- _Excerpt from a dataset_
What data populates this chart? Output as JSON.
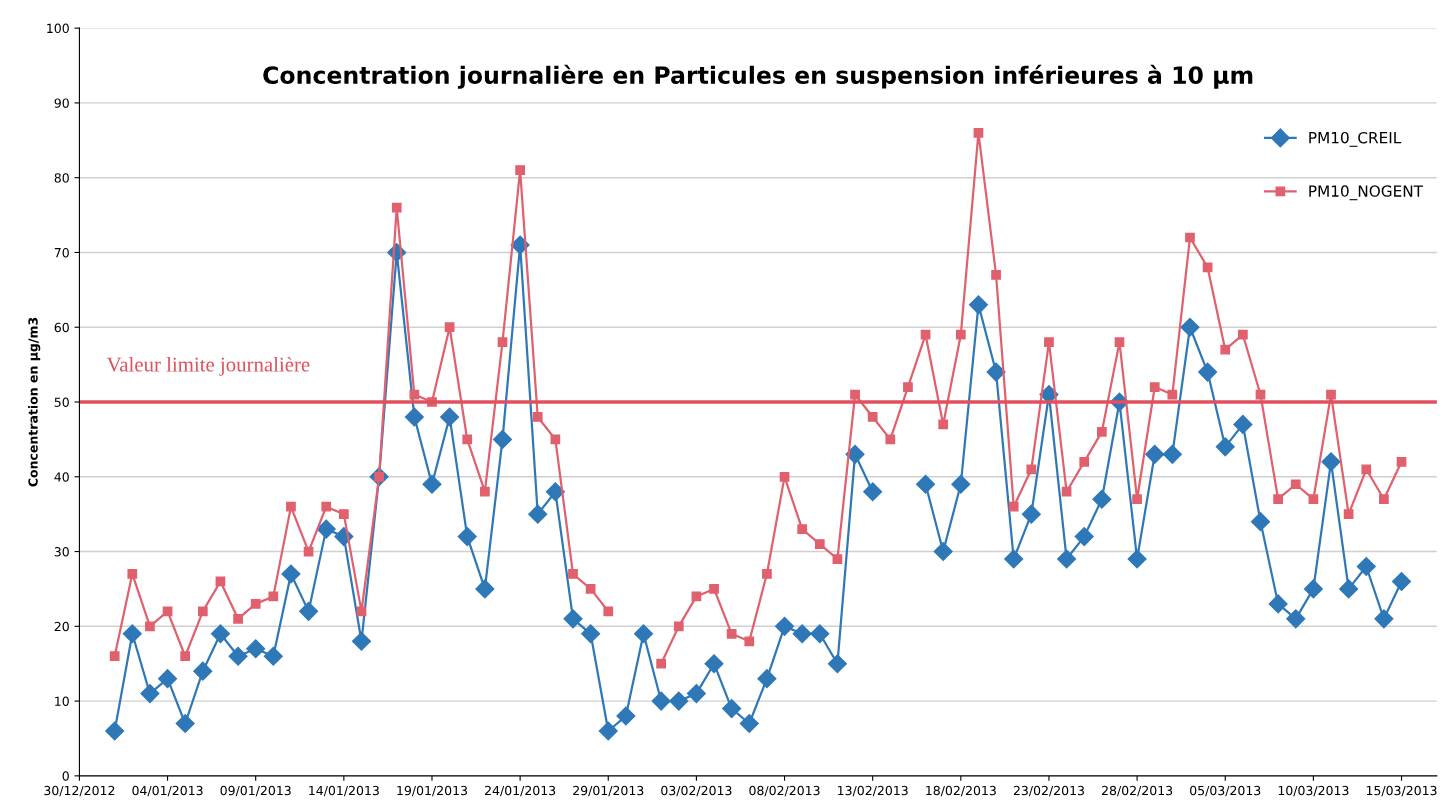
{
  "chart_data": {
    "type": "line",
    "title": "Concentration journalière en Particules en suspension inférieures à 10 µm",
    "ylabel": "Concentration en µg/m3",
    "x": [
      "2013-01-01",
      "2013-01-02",
      "2013-01-03",
      "2013-01-04",
      "2013-01-05",
      "2013-01-06",
      "2013-01-07",
      "2013-01-08",
      "2013-01-09",
      "2013-01-10",
      "2013-01-11",
      "2013-01-12",
      "2013-01-13",
      "2013-01-14",
      "2013-01-15",
      "2013-01-16",
      "2013-01-17",
      "2013-01-18",
      "2013-01-19",
      "2013-01-20",
      "2013-01-21",
      "2013-01-22",
      "2013-01-23",
      "2013-01-24",
      "2013-01-25",
      "2013-01-26",
      "2013-01-27",
      "2013-01-28",
      "2013-01-29",
      "2013-01-30",
      "2013-01-31",
      "2013-02-01",
      "2013-02-02",
      "2013-02-03",
      "2013-02-04",
      "2013-02-05",
      "2013-02-06",
      "2013-02-07",
      "2013-02-08",
      "2013-02-09",
      "2013-02-10",
      "2013-02-11",
      "2013-02-12",
      "2013-02-13",
      "2013-02-14",
      "2013-02-15",
      "2013-02-16",
      "2013-02-17",
      "2013-02-18",
      "2013-02-19",
      "2013-02-20",
      "2013-02-21",
      "2013-02-22",
      "2013-02-23",
      "2013-02-24",
      "2013-02-25",
      "2013-02-26",
      "2013-02-27",
      "2013-02-28",
      "2013-03-01",
      "2013-03-02",
      "2013-03-03",
      "2013-03-04",
      "2013-03-05",
      "2013-03-06",
      "2013-03-07",
      "2013-03-08",
      "2013-03-09",
      "2013-03-10",
      "2013-03-11",
      "2013-03-12",
      "2013-03-13",
      "2013-03-14",
      "2013-03-15"
    ],
    "series": [
      {
        "name": "PM10_CREIL",
        "color": "#2f78b8",
        "marker": "diamond",
        "values": [
          6,
          19,
          11,
          13,
          7,
          14,
          19,
          16,
          17,
          16,
          27,
          22,
          33,
          32,
          18,
          40,
          70,
          48,
          39,
          48,
          32,
          25,
          45,
          71,
          35,
          38,
          21,
          19,
          6,
          8,
          19,
          10,
          10,
          11,
          15,
          9,
          7,
          13,
          20,
          19,
          19,
          15,
          43,
          38,
          null,
          null,
          39,
          30,
          39,
          63,
          54,
          29,
          35,
          51,
          29,
          32,
          37,
          50,
          29,
          43,
          43,
          60,
          54,
          44,
          47,
          34,
          23,
          21,
          25,
          42,
          25,
          28,
          21,
          26
        ]
      },
      {
        "name": "PM10_NOGENT",
        "color": "#e0606e",
        "marker": "square",
        "values": [
          16,
          27,
          20,
          22,
          16,
          22,
          26,
          21,
          23,
          24,
          36,
          30,
          36,
          35,
          22,
          40,
          76,
          51,
          50,
          60,
          45,
          38,
          58,
          81,
          48,
          45,
          27,
          25,
          22,
          null,
          null,
          15,
          20,
          24,
          25,
          19,
          18,
          27,
          40,
          33,
          31,
          29,
          51,
          48,
          45,
          52,
          59,
          47,
          59,
          86,
          67,
          36,
          41,
          58,
          38,
          42,
          46,
          58,
          37,
          52,
          51,
          72,
          68,
          57,
          59,
          51,
          37,
          39,
          37,
          51,
          35,
          41,
          37,
          42
        ]
      }
    ],
    "xlim": [
      "2012-12-30",
      "2013-03-17"
    ],
    "xticks": [
      {
        "value": "2012-12-30",
        "label": "30/12/2012"
      },
      {
        "value": "2013-01-04",
        "label": "04/01/2013"
      },
      {
        "value": "2013-01-09",
        "label": "09/01/2013"
      },
      {
        "value": "2013-01-14",
        "label": "14/01/2013"
      },
      {
        "value": "2013-01-19",
        "label": "19/01/2013"
      },
      {
        "value": "2013-01-24",
        "label": "24/01/2013"
      },
      {
        "value": "2013-01-29",
        "label": "29/01/2013"
      },
      {
        "value": "2013-02-03",
        "label": "03/02/2013"
      },
      {
        "value": "2013-02-08",
        "label": "08/02/2013"
      },
      {
        "value": "2013-02-13",
        "label": "13/02/2013"
      },
      {
        "value": "2013-02-18",
        "label": "18/02/2013"
      },
      {
        "value": "2013-02-23",
        "label": "23/02/2013"
      },
      {
        "value": "2013-02-28",
        "label": "28/02/2013"
      },
      {
        "value": "2013-03-05",
        "label": "05/03/2013"
      },
      {
        "value": "2013-03-10",
        "label": "10/03/2013"
      },
      {
        "value": "2013-03-15",
        "label": "15/03/2013"
      }
    ],
    "ylim": [
      0,
      100
    ],
    "yticks": [
      0,
      10,
      20,
      30,
      40,
      50,
      60,
      70,
      80,
      90,
      100
    ],
    "grid": "y",
    "legend": "top right",
    "line_style": "solid",
    "ref_lines": [
      {
        "axis": "y",
        "value": 50,
        "label": "Valeur limite journalière",
        "color": "#e0505e",
        "line_style": "solid"
      }
    ]
  }
}
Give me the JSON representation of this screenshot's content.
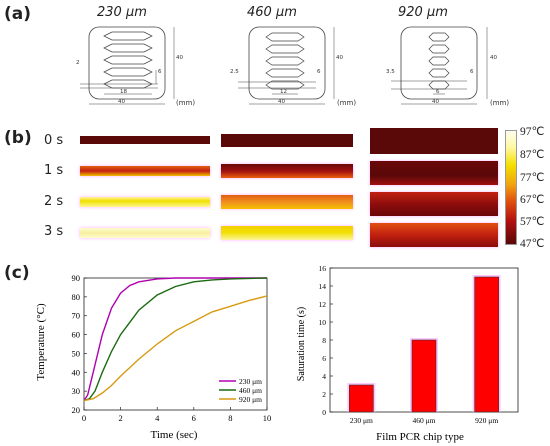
{
  "panel_labels": {
    "a": "(a)",
    "b": "(b)",
    "c": "(c)"
  },
  "chips": [
    {
      "thickness": "230 μm",
      "unit": "(mm)",
      "dims": [
        "2",
        "40",
        "6",
        "18",
        "40"
      ]
    },
    {
      "thickness": "460 μm",
      "unit": "(mm)",
      "dims": [
        "2.5",
        "40",
        "6",
        "12",
        "40"
      ]
    },
    {
      "thickness": "920 μm",
      "unit": "(mm)",
      "dims": [
        "3.5",
        "40",
        "6",
        "6",
        "40"
      ]
    }
  ],
  "times": [
    "0 s",
    "1 s",
    "2 s",
    "3 s"
  ],
  "colors": {
    "hot": "#fff9b0",
    "warm_yellow": "#f5e000",
    "orange": "#ee7a10",
    "red": "#c01818",
    "dark": "#5a0a0a",
    "accent_magenta": "#b000b0",
    "green": "#1a6a10",
    "gold": "#d89a10",
    "bar_red": "#ff0000"
  },
  "color_scale": [
    "97℃",
    "87℃",
    "77℃",
    "67℃",
    "57℃",
    "47℃"
  ],
  "chart_data": [
    {
      "type": "line",
      "xlabel": "Time (sec)",
      "ylabel": "Temperature (°C)",
      "xlim": [
        0,
        10
      ],
      "ylim": [
        20,
        90
      ],
      "xticks": [
        "0",
        "2",
        "4",
        "6",
        "8",
        "10"
      ],
      "yticks": [
        "20",
        "30",
        "40",
        "50",
        "60",
        "70",
        "80",
        "90"
      ],
      "series": [
        {
          "name": "230 μm",
          "color": "#b000b0",
          "x": [
            0,
            0.2,
            0.5,
            1,
            1.5,
            2,
            2.5,
            3,
            4,
            5,
            6,
            8,
            10
          ],
          "y": [
            25,
            28,
            40,
            60,
            74,
            82,
            86,
            88,
            89.5,
            90,
            90,
            90,
            90
          ]
        },
        {
          "name": "460 μm",
          "color": "#1a6a10",
          "x": [
            0,
            0.3,
            0.6,
            1,
            1.5,
            2,
            3,
            4,
            5,
            6,
            7,
            8,
            10
          ],
          "y": [
            25,
            26,
            30,
            40,
            51,
            60,
            73,
            81,
            85.5,
            88,
            89,
            89.5,
            90
          ]
        },
        {
          "name": "920 μm",
          "color": "#d89a10",
          "x": [
            0,
            0.5,
            1,
            1.5,
            2,
            3,
            4,
            5,
            6,
            7,
            8,
            9,
            10
          ],
          "y": [
            25,
            26,
            29,
            33,
            38,
            47,
            55,
            62,
            67,
            72,
            75,
            78,
            80.5
          ]
        }
      ]
    },
    {
      "type": "bar",
      "categories": [
        "230 μm",
        "460 μm",
        "920 μm"
      ],
      "values": [
        3,
        8,
        15
      ],
      "xlabel": "Film PCR chip type",
      "ylabel": "Saturation time (s)",
      "ylim": [
        0,
        16
      ],
      "yticks": [
        "0",
        "2",
        "4",
        "6",
        "8",
        "10",
        "12",
        "14",
        "16"
      ]
    }
  ]
}
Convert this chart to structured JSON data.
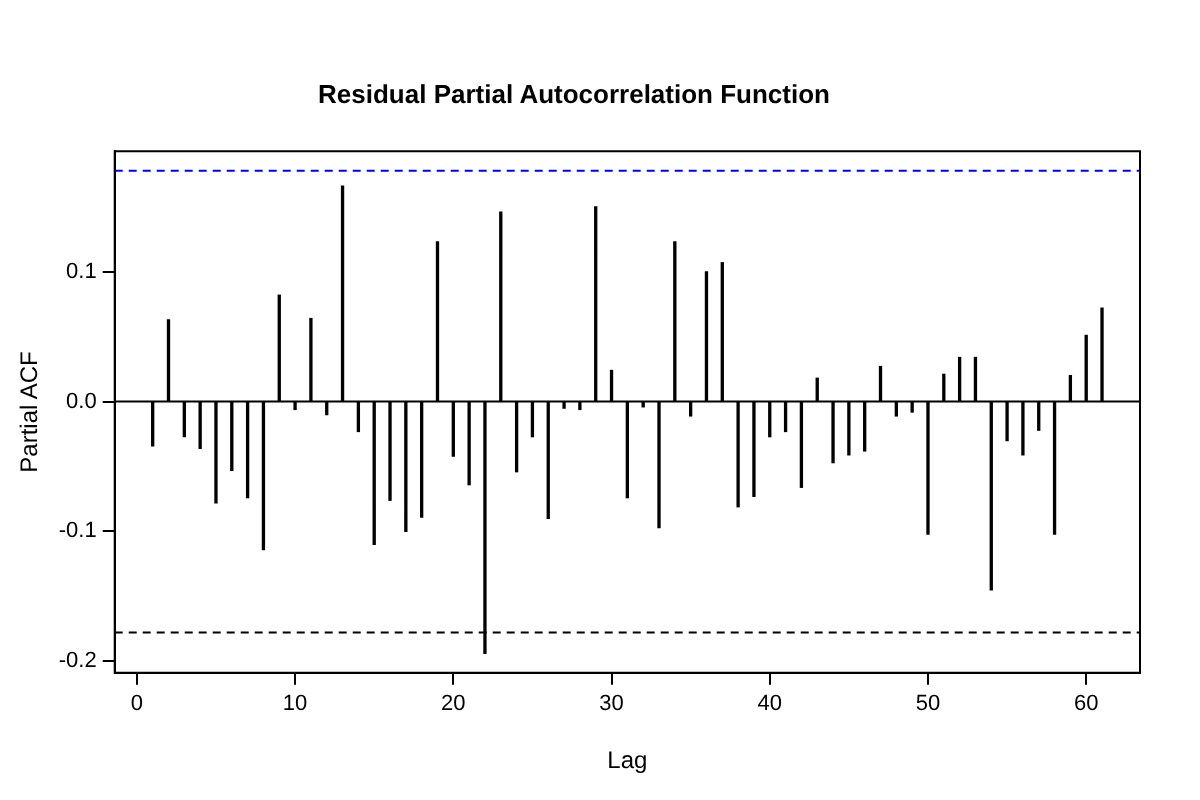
{
  "chart_data": {
    "type": "bar",
    "title": "Residual Partial Autocorrelation Function",
    "xlabel": "Lag",
    "ylabel": "Partial ACF",
    "x": [
      1,
      2,
      3,
      4,
      5,
      6,
      7,
      8,
      9,
      10,
      11,
      12,
      13,
      14,
      15,
      16,
      17,
      18,
      19,
      20,
      21,
      22,
      23,
      24,
      25,
      26,
      27,
      28,
      29,
      30,
      31,
      32,
      33,
      34,
      35,
      36,
      37,
      38,
      39,
      40,
      41,
      42,
      43,
      44,
      45,
      46,
      47,
      48,
      49,
      50,
      51,
      52,
      53,
      54,
      55,
      56,
      57,
      58,
      59,
      60,
      61
    ],
    "values": [
      -0.034,
      0.063,
      -0.027,
      -0.036,
      -0.078,
      -0.053,
      -0.074,
      -0.114,
      0.082,
      -0.006,
      0.064,
      -0.01,
      0.166,
      -0.023,
      -0.11,
      -0.076,
      -0.1,
      -0.089,
      0.123,
      -0.042,
      -0.064,
      -0.194,
      0.146,
      -0.054,
      -0.027,
      -0.09,
      -0.005,
      -0.006,
      0.15,
      0.024,
      -0.074,
      -0.004,
      -0.097,
      0.123,
      -0.011,
      0.1,
      0.107,
      -0.081,
      -0.073,
      -0.027,
      -0.023,
      -0.066,
      0.018,
      -0.047,
      -0.041,
      -0.038,
      0.027,
      -0.011,
      -0.008,
      -0.102,
      0.021,
      0.034,
      0.034,
      -0.145,
      -0.03,
      -0.041,
      -0.022,
      -0.102,
      0.02,
      0.051,
      0.072
    ],
    "color": "#000000",
    "xlim": [
      -1.4,
      63.4
    ],
    "xticks": [
      0,
      10,
      20,
      30,
      40,
      50,
      60
    ],
    "ylim": [
      -0.209,
      0.193
    ],
    "yticks": [
      {
        "value": -0.2,
        "label": "-0.2"
      },
      {
        "value": -0.1,
        "label": "-0.1"
      },
      {
        "value": 0,
        "label": "0.0"
      },
      {
        "value": 0.1,
        "label": "0.1"
      }
    ],
    "ref_lines": [
      {
        "axis": "y",
        "value": 0.178,
        "color": "#0000ff",
        "line_style": "dashed"
      },
      {
        "axis": "y",
        "value": -0.178,
        "color": "#000000",
        "line_style": "dashed"
      },
      {
        "axis": "y",
        "value": 0,
        "color": "#000000",
        "line_style": "solid"
      }
    ]
  }
}
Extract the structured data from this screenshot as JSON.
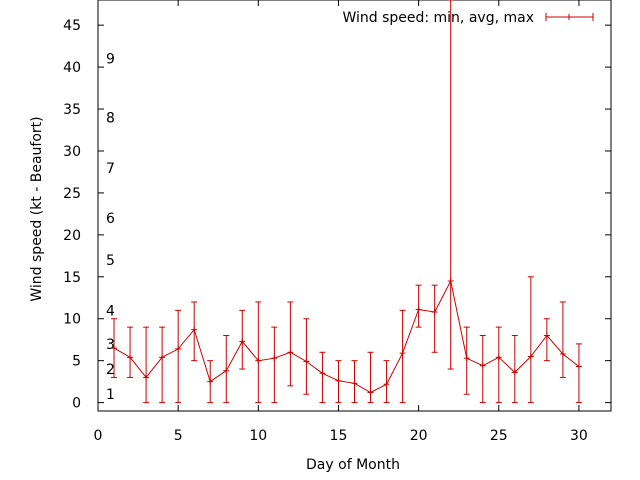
{
  "chart_data": {
    "type": "line",
    "title": "",
    "xlabel": "Day of Month",
    "ylabel": "Wind speed (kt - Beaufort)",
    "xlim": [
      0,
      32
    ],
    "ylim": [
      -1,
      48
    ],
    "xticks": [
      0,
      5,
      10,
      15,
      20,
      25,
      30
    ],
    "yticks": [
      0,
      5,
      10,
      15,
      20,
      25,
      30,
      35,
      40,
      45
    ],
    "beaufort_markers": [
      {
        "label": "1",
        "y": 1
      },
      {
        "label": "2",
        "y": 4
      },
      {
        "label": "3",
        "y": 7
      },
      {
        "label": "4",
        "y": 11
      },
      {
        "label": "5",
        "y": 17
      },
      {
        "label": "6",
        "y": 22
      },
      {
        "label": "7",
        "y": 28
      },
      {
        "label": "8",
        "y": 34
      },
      {
        "label": "9",
        "y": 41
      }
    ],
    "grid": false,
    "legend_position": "top-right",
    "series": [
      {
        "name": "Wind speed: min, avg, max",
        "color": "#cc0000",
        "x": [
          1,
          2,
          3,
          4,
          5,
          6,
          7,
          8,
          9,
          10,
          11,
          12,
          13,
          14,
          15,
          16,
          17,
          18,
          19,
          20,
          21,
          22,
          23,
          24,
          25,
          26,
          27,
          28,
          29,
          30
        ],
        "avg": [
          6.5,
          5.4,
          3.0,
          5.4,
          6.4,
          8.7,
          2.5,
          3.8,
          7.3,
          5.0,
          5.3,
          6.0,
          4.9,
          3.5,
          2.6,
          2.3,
          1.2,
          2.2,
          5.9,
          11.1,
          10.8,
          14.5,
          5.3,
          4.4,
          5.4,
          3.6,
          5.5,
          8.0,
          5.8,
          4.3
        ],
        "min": [
          3,
          3,
          0,
          0,
          0,
          5,
          0,
          0,
          4,
          0,
          0,
          2,
          1,
          0,
          0,
          0,
          0,
          0,
          0,
          9,
          6,
          4,
          1,
          0,
          0,
          0,
          0,
          5,
          3,
          0
        ],
        "max": [
          10,
          9,
          9,
          9,
          11,
          12,
          5,
          8,
          11,
          12,
          9,
          12,
          10,
          6,
          5,
          5,
          6,
          5,
          11,
          14,
          14,
          48,
          9,
          8,
          9,
          8,
          15,
          10,
          12,
          7
        ]
      }
    ]
  }
}
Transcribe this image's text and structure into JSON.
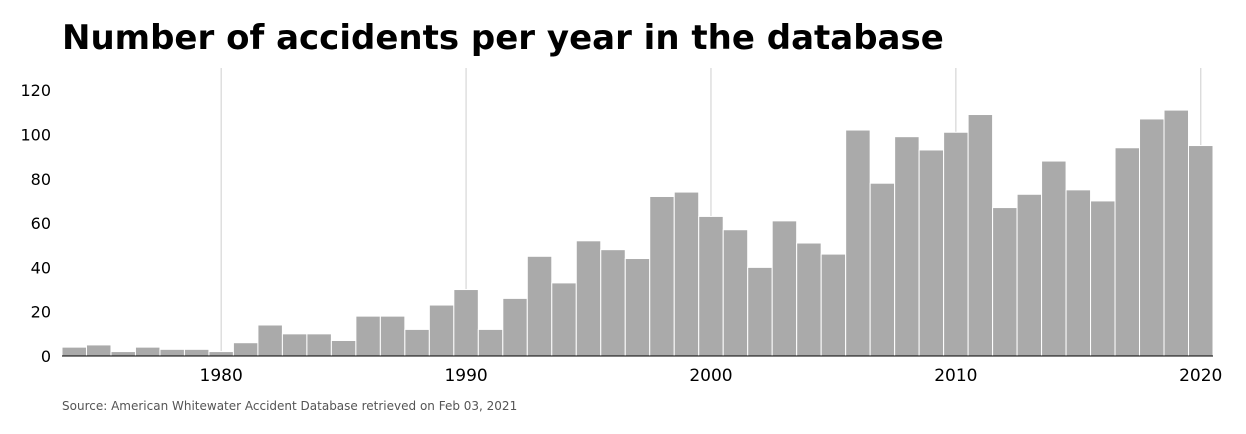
{
  "chart_data": {
    "type": "bar",
    "title": "Number of accidents per year in the database",
    "source": "Source: American Whitewater Accident Database retrieved on Feb 03, 2021",
    "xlabel": "",
    "ylabel": "",
    "x": [
      1974,
      1975,
      1976,
      1977,
      1978,
      1979,
      1980,
      1981,
      1982,
      1983,
      1984,
      1985,
      1986,
      1987,
      1988,
      1989,
      1990,
      1991,
      1992,
      1993,
      1994,
      1995,
      1996,
      1997,
      1998,
      1999,
      2000,
      2001,
      2002,
      2003,
      2004,
      2005,
      2006,
      2007,
      2008,
      2009,
      2010,
      2011,
      2012,
      2013,
      2014,
      2015,
      2016,
      2017,
      2018,
      2019,
      2020
    ],
    "values": [
      4,
      5,
      2,
      4,
      3,
      3,
      2,
      6,
      14,
      10,
      10,
      7,
      18,
      18,
      12,
      23,
      30,
      12,
      26,
      45,
      33,
      52,
      48,
      44,
      72,
      74,
      63,
      57,
      40,
      61,
      51,
      46,
      102,
      78,
      99,
      93,
      101,
      109,
      67,
      73,
      88,
      75,
      70,
      94,
      107,
      111,
      95
    ],
    "xticks": [
      "1980",
      "1990",
      "2000",
      "2010",
      "2020"
    ],
    "yticks": [
      "0",
      "20",
      "40",
      "60",
      "80",
      "100",
      "120"
    ],
    "ylim": [
      0,
      130
    ],
    "xlim": [
      1973.5,
      2020.5
    ],
    "bar_color": "#aaaaaa",
    "grid": "vertical gridlines at decade ticks"
  }
}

- _Problem description_
Pick out each line in the material containing "right".

- _Solution for this task_
    "legend": "top right",
    "legend_position": "top-right",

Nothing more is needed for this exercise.